__INSTRUCTIONS FOR THE TASK__
Extract every entry word for word. Skip the pictures.

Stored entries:
"""

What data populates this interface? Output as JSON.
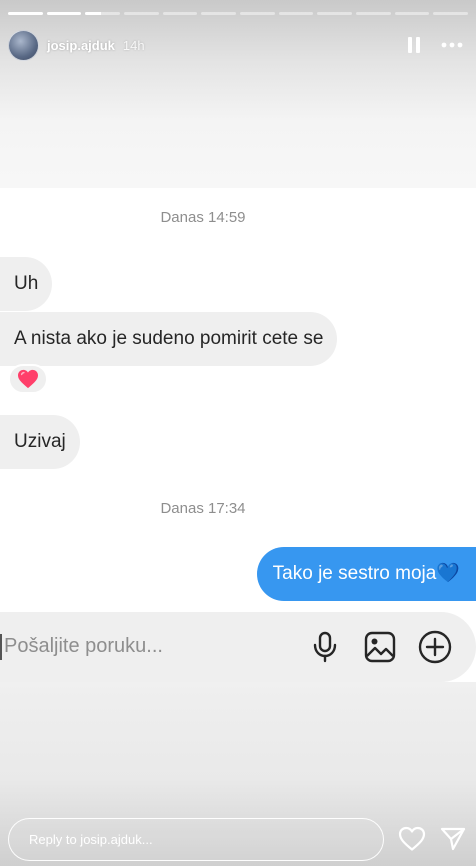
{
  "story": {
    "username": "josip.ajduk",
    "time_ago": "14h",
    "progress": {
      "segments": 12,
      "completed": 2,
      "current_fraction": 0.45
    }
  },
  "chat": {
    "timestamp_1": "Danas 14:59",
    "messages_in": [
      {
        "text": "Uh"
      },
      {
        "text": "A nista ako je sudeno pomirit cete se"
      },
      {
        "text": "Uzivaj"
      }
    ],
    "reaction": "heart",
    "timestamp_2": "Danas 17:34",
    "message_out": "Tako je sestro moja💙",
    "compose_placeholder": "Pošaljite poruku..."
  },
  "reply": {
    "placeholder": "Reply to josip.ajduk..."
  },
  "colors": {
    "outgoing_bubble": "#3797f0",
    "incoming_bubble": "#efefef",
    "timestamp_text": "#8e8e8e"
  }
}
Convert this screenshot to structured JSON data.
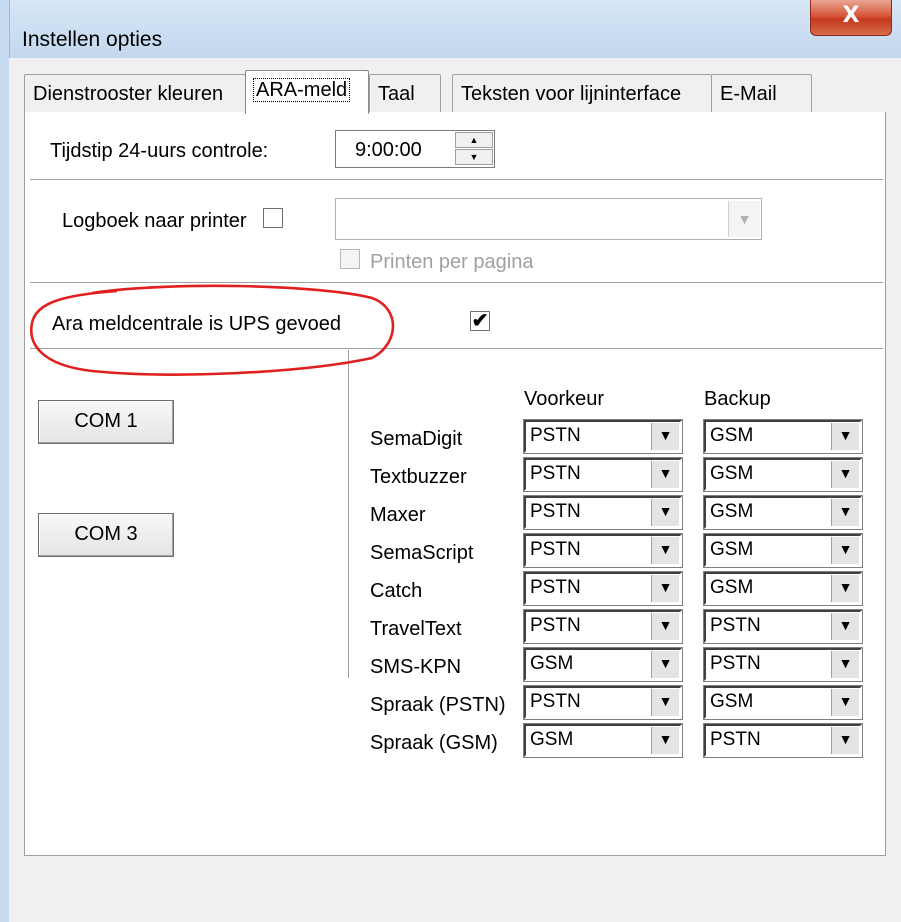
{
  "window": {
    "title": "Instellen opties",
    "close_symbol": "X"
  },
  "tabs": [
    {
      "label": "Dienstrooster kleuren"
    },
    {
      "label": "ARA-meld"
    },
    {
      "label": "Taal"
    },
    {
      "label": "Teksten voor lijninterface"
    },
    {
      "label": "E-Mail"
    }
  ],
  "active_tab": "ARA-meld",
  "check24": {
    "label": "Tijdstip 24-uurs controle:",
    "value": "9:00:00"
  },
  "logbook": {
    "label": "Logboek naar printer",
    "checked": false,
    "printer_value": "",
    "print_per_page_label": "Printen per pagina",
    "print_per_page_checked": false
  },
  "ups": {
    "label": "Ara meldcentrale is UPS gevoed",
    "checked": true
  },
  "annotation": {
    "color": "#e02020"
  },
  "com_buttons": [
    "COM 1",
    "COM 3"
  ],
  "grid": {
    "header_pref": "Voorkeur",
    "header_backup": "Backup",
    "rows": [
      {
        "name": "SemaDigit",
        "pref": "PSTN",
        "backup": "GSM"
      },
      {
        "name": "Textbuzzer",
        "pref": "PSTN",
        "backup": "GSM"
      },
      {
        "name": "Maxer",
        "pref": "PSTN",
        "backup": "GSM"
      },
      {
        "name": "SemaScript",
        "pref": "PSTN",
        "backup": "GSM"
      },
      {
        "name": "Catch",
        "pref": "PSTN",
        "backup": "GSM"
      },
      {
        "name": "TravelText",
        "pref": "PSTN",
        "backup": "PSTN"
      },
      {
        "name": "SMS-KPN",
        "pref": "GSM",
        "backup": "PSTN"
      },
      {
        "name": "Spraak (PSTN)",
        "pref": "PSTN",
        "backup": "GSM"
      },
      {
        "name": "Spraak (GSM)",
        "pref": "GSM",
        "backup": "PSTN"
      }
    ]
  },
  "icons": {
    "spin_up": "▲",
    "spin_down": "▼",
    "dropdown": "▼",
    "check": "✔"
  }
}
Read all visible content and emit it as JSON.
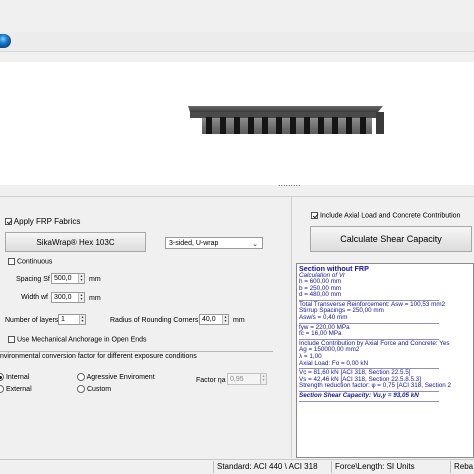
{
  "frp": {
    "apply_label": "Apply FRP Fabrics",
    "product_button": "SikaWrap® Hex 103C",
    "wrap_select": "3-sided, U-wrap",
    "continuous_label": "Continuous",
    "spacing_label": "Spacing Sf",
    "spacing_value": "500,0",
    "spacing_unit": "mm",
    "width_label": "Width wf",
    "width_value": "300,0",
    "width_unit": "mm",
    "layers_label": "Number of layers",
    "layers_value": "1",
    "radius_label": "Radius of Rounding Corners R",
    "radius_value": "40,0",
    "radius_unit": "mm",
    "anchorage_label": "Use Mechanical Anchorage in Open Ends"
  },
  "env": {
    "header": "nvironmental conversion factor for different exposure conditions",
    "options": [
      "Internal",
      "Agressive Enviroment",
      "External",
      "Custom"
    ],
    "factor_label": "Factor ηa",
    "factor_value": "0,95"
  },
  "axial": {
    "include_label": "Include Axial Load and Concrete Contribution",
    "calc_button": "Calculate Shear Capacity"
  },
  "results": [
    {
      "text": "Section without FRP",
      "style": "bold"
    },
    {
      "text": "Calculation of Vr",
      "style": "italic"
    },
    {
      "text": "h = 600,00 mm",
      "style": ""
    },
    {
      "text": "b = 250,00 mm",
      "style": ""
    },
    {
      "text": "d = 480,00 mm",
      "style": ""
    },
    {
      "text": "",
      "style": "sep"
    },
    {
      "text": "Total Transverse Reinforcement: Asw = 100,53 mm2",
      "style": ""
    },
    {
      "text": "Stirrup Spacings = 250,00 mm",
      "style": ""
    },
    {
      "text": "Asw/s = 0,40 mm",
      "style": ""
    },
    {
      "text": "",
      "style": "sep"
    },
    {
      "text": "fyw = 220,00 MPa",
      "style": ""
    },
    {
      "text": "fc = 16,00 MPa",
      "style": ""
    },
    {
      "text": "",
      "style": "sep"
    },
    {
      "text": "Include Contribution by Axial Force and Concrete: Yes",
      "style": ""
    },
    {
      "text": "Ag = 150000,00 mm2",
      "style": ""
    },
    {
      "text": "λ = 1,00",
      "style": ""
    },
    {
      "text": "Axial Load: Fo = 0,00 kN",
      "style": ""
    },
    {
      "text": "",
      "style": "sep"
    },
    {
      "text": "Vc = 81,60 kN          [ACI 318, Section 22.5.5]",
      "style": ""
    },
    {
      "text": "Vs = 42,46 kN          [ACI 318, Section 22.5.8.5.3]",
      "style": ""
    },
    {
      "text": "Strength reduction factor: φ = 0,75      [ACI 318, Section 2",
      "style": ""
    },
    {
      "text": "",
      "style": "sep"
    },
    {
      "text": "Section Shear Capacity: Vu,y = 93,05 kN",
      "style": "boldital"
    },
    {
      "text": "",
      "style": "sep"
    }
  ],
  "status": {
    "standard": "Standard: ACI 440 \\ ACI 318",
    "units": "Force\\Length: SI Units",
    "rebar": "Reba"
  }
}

"""

__RESULT OF THE EXERCISE__
What data populates this interface? Output as JSON.
{
  "story": {
    "username": "josip.ajduk",
    "time_ago": "14h",
    "progress": {
      "segments": 12,
      "completed": 2,
      "current_fraction": 0.45
    }
  },
  "chat": {
    "timestamp_1": "Danas 14:59",
    "messages_in": [
      {
        "text": "Uh"
      },
      {
        "text": "A nista ako je sudeno pomirit cete se"
      },
      {
        "text": "Uzivaj"
      }
    ],
    "reaction": "heart",
    "timestamp_2": "Danas 17:34",
    "message_out": "Tako je sestro moja💙",
    "compose_placeholder": "Pošaljite poruku..."
  },
  "reply": {
    "placeholder": "Reply to josip.ajduk..."
  },
  "colors": {
    "outgoing_bubble": "#3797f0",
    "incoming_bubble": "#efefef",
    "timestamp_text": "#8e8e8e"
  }
}
Convert this screenshot to structured JSON data.
{
  "window": {
    "title": "Instellen opties",
    "close_symbol": "X"
  },
  "tabs": [
    {
      "label": "Dienstrooster kleuren"
    },
    {
      "label": "ARA-meld"
    },
    {
      "label": "Taal"
    },
    {
      "label": "Teksten voor lijninterface"
    },
    {
      "label": "E-Mail"
    }
  ],
  "active_tab": "ARA-meld",
  "check24": {
    "label": "Tijdstip 24-uurs controle:",
    "value": "9:00:00"
  },
  "logbook": {
    "label": "Logboek naar printer",
    "checked": false,
    "printer_value": "",
    "print_per_page_label": "Printen per pagina",
    "print_per_page_checked": false
  },
  "ups": {
    "label": "Ara meldcentrale is UPS gevoed",
    "checked": true
  },
  "annotation": {
    "color": "#e02020"
  },
  "com_buttons": [
    "COM 1",
    "COM 3"
  ],
  "grid": {
    "header_pref": "Voorkeur",
    "header_backup": "Backup",
    "rows": [
      {
        "name": "SemaDigit",
        "pref": "PSTN",
        "backup": "GSM"
      },
      {
        "name": "Textbuzzer",
        "pref": "PSTN",
        "backup": "GSM"
      },
      {
        "name": "Maxer",
        "pref": "PSTN",
        "backup": "GSM"
      },
      {
        "name": "SemaScript",
        "pref": "PSTN",
        "backup": "GSM"
      },
      {
        "name": "Catch",
        "pref": "PSTN",
        "backup": "GSM"
      },
      {
        "name": "TravelText",
        "pref": "PSTN",
        "backup": "PSTN"
      },
      {
        "name": "SMS-KPN",
        "pref": "GSM",
        "backup": "PSTN"
      },
      {
        "name": "Spraak (PSTN)",
        "pref": "PSTN",
        "backup": "GSM"
      },
      {
        "name": "Spraak (GSM)",
        "pref": "GSM",
        "backup": "PSTN"
      }
    ]
  },
  "icons": {
    "spin_up": "▲",
    "spin_down": "▼",
    "dropdown": "▼",
    "check": "✔"
  }
}
Read all visible content and emit it as JSON.
{
  "frp": {
    "apply_label": "Apply FRP Fabrics",
    "product_button": "SikaWrap® Hex 103C",
    "wrap_select": "3-sided, U-wrap",
    "continuous_label": "Continuous",
    "spacing_label": "Spacing Sf",
    "spacing_value": "500,0",
    "spacing_unit": "mm",
    "width_label": "Width wf",
    "width_value": "300,0",
    "width_unit": "mm",
    "layers_label": "Number of layers",
    "layers_value": "1",
    "radius_label": "Radius of Rounding Corners R",
    "radius_value": "40,0",
    "radius_unit": "mm",
    "anchorage_label": "Use Mechanical Anchorage in Open Ends"
  },
  "env": {
    "header": "nvironmental conversion factor for different exposure conditions",
    "options": [
      "Internal",
      "Agressive Enviroment",
      "External",
      "Custom"
    ],
    "factor_label": "Factor ηa",
    "factor_value": "0,95"
  },
  "axial": {
    "include_label": "Include Axial Load and Concrete Contribution",
    "calc_button": "Calculate Shear Capacity"
  },
  "results": [
    {
      "text": "Section without FRP",
      "style": "bold"
    },
    {
      "text": "Calculation of Vr",
      "style": "italic"
    },
    {
      "text": "h = 600,00 mm",
      "style": ""
    },
    {
      "text": "b = 250,00 mm",
      "style": ""
    },
    {
      "text": "d = 480,00 mm",
      "style": ""
    },
    {
      "text": "",
      "style": "sep"
    },
    {
      "text": "Total Transverse Reinforcement: Asw = 100,53 mm2",
      "style": ""
    },
    {
      "text": "Stirrup Spacings = 250,00 mm",
      "style": ""
    },
    {
      "text": "Asw/s = 0,40 mm",
      "style": ""
    },
    {
      "text": "",
      "style": "sep"
    },
    {
      "text": "fyw = 220,00 MPa",
      "style": ""
    },
    {
      "text": "fc = 16,00 MPa",
      "style": ""
    },
    {
      "text": "",
      "style": "sep"
    },
    {
      "text": "Include Contribution by Axial Force and Concrete: Yes",
      "style": ""
    },
    {
      "text": "Ag = 150000,00 mm2",
      "style": ""
    },
    {
      "text": "λ = 1,00",
      "style": ""
    },
    {
      "text": "Axial Load: Fo = 0,00 kN",
      "style": ""
    },
    {
      "text": "",
      "style": "sep"
    },
    {
      "text": "Vc = 81,60 kN          [ACI 318, Section 22.5.5]",
      "style": ""
    },
    {
      "text": "Vs = 42,46 kN          [ACI 318, Section 22.5.8.5.3]",
      "style": ""
    },
    {
      "text": "Strength reduction factor: φ = 0,75      [ACI 318, Section 2",
      "style": ""
    },
    {
      "text": "",
      "style": "sep"
    },
    {
      "text": "Section Shear Capacity: Vu,y = 93,05 kN",
      "style": "boldital"
    },
    {
      "text": "",
      "style": "sep"
    }
  ],
  "status": {
    "standard": "Standard: ACI 440 \\ ACI 318",
    "units": "Force\\Length: SI Units",
    "rebar": "Reba"
  }
}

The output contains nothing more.